Extrait du texte:
On ne peut pas recevoir le patron d’un gros magazine chez Adwanted, quand, à 2 mètres de la salle de réunion partagée, les employés d’une autre entreprise s’échangent rots et vannes dans leur vacarme. In-su-portable! Je me demande si je vieillis ou si ce modèle est adapté. Ma réponse est claire: l’espace de co-working pour démarrer à bas coût à NY, mais juste pour quelques mois, sauf si le management de ce site est très présent. Qui a envie de recevoir un client sur une table de réunion jonchée des restes de salade qu’une personne qui n’en n’a juste que faire de ses congénères, a laissé derrière lui?

Un autre enseignement du patron international que je deviens: après 3 ans aux US, j’ai 70 personnes en France, quelques autres en Espagne et en Angleterre. Je manage toutes ces petites troupes avec un Mac et un I-Phone….mais je micro-manage les Américains qui occupent le même bureau que moi: l’Américain ne prend pas beaucoup d’initiative et a tendance à se conformer aux indications données. Je suis interrompu toutes les 5 minutes, et cela ne s’arrange pas avec l’arrivée des ex-NDX. En fait, il n’est littéralement plus possible de me concentrer sur le moindre dossier et de prendre le recul que la présidence d’une société internationale en pleine croissance nécessite.

Décision est prise: nous déménageons donc en cette mi-novembre de notre espace de co-working pour, je reviens sur mes «symboles» tellement nécessaires dans ce monde de l’image, Madison Avenue, l’avenue des agences de pub qui s’y sont installées en nombre à la fin des années 60, dans cette capitale mondiale de la publicité qu’est New York. Pour ceux qui ne le savent pas, c’est d’ailleurs de cette avenue mythique que la série éponyme tirera son titre en reproduisant à l’envie les aventures de ces «Mad Men», «les Mecs de Mad, le surnom de Madison avenue» qu’etaient les publicistes, ou publicitaires, de l’âge d’or. Adwanted se trouve désormais au 275 Mad. Il nous faut à peine 1 semaine sur place pour nous rendre compte de l’impact de cette adresse sur nos interlocuteurs…nous sommes devenus plus crédibles encore.

Objet de la tâche: Veuillez mettre à jour le texte sur Adwanted en le reprenant à partir de « Décision est prise: nous » et en poursuivant jusqu'à « plus crédibles encore. », avec « légendaire » à la place de « mythique ». Les entrées n'ont aucun rôle à jouer ici.

Entrées affichées:
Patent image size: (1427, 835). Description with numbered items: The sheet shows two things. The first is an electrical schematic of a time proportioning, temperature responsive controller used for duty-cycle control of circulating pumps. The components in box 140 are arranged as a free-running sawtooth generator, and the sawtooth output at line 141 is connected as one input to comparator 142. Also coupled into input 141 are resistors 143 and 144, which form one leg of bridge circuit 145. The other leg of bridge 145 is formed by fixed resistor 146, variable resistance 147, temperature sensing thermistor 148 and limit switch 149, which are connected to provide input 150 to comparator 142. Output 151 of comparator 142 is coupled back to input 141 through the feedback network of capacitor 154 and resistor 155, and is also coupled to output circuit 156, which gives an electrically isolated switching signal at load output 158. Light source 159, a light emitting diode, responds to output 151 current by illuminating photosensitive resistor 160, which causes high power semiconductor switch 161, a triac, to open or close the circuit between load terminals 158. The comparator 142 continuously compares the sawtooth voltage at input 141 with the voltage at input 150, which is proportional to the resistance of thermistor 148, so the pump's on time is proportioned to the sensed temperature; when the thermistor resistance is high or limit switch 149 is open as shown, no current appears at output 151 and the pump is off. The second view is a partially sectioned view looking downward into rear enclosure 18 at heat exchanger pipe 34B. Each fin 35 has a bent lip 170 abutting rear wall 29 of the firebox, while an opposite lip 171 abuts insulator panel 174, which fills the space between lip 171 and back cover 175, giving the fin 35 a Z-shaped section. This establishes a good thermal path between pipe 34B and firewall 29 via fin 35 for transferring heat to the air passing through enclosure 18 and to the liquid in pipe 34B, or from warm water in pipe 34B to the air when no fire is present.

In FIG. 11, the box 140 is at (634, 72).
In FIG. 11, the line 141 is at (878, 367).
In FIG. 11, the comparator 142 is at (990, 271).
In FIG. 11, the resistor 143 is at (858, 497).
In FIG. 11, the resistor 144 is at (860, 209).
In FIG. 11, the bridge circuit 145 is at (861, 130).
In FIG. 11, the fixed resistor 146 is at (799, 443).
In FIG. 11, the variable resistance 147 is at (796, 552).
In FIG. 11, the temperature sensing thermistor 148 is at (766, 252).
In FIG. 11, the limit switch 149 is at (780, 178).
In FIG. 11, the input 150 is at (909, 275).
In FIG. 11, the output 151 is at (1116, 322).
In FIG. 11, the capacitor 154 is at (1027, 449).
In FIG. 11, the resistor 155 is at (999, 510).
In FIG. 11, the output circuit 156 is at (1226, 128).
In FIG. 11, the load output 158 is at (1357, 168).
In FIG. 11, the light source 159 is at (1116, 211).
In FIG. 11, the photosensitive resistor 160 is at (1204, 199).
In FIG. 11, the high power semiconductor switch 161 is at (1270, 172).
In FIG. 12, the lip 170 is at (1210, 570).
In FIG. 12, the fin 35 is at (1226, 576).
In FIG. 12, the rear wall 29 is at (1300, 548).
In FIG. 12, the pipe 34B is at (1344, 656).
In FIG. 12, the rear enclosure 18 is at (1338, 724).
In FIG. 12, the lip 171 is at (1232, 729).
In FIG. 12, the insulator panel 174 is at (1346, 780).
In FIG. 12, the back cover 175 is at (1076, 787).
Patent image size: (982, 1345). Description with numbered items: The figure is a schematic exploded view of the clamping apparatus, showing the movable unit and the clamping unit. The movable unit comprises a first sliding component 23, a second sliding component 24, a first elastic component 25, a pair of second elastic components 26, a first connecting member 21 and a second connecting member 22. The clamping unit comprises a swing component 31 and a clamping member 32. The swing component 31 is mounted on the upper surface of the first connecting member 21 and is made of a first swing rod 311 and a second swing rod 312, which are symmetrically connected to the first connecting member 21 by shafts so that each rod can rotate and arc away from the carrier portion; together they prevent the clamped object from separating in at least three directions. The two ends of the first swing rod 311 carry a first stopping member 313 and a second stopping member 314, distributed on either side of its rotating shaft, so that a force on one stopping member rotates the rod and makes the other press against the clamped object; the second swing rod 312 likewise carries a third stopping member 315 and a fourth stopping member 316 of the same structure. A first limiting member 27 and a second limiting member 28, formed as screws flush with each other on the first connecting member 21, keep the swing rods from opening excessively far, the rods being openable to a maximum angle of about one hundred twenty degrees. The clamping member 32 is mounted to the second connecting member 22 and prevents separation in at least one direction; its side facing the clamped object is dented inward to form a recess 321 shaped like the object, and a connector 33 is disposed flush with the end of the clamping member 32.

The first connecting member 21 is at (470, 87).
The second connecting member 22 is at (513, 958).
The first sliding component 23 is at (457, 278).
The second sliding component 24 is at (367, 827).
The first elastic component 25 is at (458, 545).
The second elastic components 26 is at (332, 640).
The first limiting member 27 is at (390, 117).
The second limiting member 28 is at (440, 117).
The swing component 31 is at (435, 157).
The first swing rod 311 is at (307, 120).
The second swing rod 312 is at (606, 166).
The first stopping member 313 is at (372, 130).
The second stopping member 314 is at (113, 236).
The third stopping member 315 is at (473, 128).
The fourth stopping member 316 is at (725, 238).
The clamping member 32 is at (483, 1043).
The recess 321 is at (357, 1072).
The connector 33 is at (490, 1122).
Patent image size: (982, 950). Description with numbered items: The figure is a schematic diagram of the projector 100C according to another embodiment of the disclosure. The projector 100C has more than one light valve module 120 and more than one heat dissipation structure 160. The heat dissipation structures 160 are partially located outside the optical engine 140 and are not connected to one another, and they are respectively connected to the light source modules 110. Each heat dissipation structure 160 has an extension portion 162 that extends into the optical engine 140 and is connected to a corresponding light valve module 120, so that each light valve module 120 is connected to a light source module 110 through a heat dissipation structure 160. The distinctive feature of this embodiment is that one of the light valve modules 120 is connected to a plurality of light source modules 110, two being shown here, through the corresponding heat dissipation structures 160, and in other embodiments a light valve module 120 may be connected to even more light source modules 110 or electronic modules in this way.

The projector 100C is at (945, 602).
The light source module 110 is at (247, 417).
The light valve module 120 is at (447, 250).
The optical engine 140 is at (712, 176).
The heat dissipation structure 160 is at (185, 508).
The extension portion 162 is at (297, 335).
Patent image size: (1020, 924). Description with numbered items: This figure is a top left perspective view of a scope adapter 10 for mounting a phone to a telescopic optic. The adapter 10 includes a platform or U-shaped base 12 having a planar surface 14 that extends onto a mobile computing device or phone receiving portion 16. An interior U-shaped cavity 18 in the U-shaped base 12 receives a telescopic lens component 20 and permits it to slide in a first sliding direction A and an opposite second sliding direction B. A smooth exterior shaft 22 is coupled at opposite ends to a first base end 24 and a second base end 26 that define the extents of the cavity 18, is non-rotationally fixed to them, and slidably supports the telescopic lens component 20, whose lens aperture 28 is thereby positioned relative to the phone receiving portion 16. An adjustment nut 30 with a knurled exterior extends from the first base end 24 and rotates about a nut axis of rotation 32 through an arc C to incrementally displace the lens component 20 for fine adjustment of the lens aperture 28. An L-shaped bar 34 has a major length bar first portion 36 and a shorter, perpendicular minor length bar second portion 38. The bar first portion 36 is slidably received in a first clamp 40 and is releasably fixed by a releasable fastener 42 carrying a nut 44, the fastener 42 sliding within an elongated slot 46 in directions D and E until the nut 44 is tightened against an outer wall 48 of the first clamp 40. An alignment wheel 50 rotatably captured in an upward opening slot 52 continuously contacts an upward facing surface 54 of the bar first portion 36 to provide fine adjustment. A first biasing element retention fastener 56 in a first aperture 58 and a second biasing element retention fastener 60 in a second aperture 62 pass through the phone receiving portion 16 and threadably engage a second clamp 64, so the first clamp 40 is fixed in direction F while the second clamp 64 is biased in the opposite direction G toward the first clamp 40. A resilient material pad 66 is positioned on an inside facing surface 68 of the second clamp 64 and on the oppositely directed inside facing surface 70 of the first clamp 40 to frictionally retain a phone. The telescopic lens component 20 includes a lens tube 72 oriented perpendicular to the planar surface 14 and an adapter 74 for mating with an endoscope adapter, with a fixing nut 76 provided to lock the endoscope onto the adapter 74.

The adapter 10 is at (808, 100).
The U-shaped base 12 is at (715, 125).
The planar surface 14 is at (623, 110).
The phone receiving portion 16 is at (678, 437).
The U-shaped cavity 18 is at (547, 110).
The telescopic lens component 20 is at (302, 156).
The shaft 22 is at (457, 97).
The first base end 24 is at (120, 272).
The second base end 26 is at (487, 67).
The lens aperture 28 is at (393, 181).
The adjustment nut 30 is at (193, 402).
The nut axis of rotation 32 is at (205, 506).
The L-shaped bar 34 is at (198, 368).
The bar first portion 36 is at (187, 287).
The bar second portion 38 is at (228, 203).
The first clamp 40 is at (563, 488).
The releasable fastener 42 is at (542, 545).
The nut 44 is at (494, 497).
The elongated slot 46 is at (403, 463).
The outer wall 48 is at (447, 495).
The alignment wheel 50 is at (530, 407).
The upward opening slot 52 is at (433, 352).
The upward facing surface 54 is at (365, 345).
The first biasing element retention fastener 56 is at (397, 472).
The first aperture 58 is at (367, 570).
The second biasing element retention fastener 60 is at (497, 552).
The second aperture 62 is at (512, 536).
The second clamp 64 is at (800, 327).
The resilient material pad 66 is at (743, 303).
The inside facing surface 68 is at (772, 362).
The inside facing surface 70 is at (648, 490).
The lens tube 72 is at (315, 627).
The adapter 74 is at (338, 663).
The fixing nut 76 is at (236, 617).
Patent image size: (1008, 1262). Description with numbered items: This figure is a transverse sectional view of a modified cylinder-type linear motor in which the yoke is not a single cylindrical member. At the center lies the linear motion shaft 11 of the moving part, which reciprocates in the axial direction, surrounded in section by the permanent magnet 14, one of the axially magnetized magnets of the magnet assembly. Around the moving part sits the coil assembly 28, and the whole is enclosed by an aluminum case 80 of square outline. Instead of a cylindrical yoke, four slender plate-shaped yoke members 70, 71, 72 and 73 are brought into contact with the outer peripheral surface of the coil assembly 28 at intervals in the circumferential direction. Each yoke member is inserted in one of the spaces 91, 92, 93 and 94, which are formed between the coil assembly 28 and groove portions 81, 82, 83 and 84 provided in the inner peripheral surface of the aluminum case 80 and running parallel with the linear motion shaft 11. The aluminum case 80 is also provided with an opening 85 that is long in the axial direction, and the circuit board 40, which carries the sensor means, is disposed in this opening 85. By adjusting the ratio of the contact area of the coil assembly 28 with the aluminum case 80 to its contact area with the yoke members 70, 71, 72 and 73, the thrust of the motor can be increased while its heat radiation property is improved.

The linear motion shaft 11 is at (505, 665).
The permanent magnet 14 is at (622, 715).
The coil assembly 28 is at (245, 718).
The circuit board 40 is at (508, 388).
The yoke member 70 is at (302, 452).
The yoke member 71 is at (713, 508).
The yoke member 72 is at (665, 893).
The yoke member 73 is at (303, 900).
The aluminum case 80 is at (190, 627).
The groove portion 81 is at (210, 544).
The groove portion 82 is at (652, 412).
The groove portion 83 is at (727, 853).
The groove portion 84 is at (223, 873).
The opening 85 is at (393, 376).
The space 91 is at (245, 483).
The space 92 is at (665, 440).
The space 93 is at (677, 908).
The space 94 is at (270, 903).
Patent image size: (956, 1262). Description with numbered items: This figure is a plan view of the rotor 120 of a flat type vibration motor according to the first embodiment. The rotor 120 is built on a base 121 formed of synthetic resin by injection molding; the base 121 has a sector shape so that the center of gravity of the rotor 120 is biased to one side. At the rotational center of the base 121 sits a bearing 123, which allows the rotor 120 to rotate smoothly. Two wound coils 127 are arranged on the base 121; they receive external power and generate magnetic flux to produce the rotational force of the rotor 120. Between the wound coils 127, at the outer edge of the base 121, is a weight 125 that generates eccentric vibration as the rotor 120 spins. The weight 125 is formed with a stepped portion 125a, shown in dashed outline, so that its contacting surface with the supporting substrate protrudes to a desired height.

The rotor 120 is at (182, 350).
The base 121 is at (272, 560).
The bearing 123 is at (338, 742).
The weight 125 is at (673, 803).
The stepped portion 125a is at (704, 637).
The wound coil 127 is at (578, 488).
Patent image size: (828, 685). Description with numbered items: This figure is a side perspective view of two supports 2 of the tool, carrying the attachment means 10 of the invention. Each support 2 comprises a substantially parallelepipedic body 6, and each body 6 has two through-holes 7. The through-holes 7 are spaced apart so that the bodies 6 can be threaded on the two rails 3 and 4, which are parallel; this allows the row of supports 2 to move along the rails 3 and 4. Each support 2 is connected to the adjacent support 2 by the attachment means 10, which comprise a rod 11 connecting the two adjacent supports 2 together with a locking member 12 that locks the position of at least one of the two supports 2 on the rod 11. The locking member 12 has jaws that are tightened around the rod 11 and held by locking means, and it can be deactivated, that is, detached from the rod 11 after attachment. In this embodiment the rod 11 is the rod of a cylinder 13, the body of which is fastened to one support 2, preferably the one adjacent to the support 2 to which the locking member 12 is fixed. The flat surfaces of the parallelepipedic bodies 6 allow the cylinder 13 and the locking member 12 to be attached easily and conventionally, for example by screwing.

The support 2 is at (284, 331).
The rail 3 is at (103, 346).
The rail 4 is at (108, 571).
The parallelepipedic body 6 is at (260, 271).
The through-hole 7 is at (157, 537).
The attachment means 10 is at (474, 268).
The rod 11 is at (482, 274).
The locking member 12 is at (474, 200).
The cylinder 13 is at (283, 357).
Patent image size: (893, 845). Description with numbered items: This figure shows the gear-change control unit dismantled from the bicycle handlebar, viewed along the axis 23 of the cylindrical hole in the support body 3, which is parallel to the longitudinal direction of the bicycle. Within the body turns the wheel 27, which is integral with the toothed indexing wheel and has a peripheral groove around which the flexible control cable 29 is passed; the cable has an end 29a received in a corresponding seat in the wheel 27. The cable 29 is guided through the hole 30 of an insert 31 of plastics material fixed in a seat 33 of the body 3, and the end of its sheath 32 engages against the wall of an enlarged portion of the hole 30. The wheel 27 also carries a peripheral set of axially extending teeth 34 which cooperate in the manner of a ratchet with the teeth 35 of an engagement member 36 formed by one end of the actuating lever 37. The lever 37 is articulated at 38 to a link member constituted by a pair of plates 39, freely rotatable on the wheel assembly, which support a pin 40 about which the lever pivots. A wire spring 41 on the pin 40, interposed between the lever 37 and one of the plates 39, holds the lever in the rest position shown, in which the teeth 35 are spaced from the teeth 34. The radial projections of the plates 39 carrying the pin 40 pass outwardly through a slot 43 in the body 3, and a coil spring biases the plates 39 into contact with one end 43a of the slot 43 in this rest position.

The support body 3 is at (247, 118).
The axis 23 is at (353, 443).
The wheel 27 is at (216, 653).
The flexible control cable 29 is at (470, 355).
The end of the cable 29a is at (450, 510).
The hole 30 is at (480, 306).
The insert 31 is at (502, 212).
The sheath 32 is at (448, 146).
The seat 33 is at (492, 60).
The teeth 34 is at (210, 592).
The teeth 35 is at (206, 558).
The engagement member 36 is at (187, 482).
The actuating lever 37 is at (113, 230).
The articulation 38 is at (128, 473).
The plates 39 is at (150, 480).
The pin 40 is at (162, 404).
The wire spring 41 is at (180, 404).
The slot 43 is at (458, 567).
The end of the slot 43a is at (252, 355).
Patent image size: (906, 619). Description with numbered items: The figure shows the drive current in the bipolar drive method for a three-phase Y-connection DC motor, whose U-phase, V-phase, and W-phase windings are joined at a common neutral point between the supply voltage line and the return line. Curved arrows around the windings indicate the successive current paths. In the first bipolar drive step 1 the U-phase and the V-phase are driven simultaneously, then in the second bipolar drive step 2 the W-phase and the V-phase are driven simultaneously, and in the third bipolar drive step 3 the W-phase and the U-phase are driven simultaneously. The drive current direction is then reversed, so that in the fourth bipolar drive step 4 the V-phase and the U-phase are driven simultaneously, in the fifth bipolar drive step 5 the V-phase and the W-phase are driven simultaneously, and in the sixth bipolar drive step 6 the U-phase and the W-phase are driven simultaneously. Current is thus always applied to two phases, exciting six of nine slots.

Résultat obtenu:
Décision est prise: nous déménageons donc en cette mi-novembre de notre espace de co-working pour, je reviens sur mes «symboles» tellement nécessaires dans ce monde de l’image, Madison Avenue, l’avenue des agences de pub qui s’y sont installées en nombre à la fin des années 60, dans cette capitale mondiale de la publicité qu’est New York. Pour ceux qui ne le savent pas, c’est d’ailleurs de cette avenue légendaire que la série éponyme tirera son titre en reproduisant à l’envie les aventures de ces «Mad Men», «les Mecs de Mad, le surnom de Madison avenue» qu’etaient les publicistes, ou publicitaires, de l’âge d’or. Adwanted se trouve désormais au 275 Mad. Il nous faut à peine 1 semaine sur place pour nous rendre compte de l’impact de cette adresse sur nos interlocuteurs…nous sommes devenus plus crédibles encore.